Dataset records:
....

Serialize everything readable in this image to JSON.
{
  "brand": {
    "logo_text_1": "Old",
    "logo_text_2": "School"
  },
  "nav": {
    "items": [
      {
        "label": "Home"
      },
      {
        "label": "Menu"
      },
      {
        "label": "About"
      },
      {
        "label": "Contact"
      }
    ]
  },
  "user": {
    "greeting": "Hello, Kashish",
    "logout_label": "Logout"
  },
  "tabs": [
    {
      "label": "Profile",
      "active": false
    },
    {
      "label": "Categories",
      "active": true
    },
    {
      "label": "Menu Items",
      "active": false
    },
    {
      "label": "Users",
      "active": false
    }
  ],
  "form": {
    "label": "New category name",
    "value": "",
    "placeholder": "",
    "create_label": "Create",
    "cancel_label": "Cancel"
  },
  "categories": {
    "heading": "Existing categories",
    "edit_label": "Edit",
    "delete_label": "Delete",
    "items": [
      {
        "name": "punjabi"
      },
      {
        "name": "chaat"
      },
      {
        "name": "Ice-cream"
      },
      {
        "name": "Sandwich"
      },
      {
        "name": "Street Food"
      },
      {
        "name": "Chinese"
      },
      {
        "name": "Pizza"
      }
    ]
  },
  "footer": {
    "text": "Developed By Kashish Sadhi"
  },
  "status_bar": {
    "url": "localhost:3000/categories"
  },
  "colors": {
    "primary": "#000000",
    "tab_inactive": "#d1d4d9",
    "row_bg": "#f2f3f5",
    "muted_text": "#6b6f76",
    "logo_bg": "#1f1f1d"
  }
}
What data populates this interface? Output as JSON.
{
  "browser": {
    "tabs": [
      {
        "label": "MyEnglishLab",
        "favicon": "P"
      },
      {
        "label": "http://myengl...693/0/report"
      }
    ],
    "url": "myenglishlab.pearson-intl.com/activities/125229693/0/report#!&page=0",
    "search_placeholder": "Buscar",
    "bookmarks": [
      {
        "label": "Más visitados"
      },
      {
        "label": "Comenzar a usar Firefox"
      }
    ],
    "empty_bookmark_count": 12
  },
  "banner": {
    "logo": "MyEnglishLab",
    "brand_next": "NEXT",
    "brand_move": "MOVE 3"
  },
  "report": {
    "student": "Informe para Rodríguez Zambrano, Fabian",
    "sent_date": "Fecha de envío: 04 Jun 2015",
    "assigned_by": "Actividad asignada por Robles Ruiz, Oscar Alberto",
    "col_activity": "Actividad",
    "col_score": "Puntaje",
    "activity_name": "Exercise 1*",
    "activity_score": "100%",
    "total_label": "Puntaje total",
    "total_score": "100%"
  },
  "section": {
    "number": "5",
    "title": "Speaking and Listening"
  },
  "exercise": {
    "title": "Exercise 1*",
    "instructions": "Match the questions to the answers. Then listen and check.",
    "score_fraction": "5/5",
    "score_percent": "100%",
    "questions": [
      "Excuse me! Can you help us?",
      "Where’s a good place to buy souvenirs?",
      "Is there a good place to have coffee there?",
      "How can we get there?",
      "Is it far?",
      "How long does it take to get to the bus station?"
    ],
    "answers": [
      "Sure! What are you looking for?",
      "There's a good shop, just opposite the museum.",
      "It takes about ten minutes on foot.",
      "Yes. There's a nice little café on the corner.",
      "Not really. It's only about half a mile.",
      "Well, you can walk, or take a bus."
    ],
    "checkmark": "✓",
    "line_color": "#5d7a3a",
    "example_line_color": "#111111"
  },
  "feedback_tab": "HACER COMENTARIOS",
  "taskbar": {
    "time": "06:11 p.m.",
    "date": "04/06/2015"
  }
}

....

To be done:
Within the data above, pick out all lines holding the word "good".

Result below:
      "Where’s a good place to buy souvenirs?",
      "Is there a good place to have coffee there?",
      "There's a good shop, just opposite the museum.",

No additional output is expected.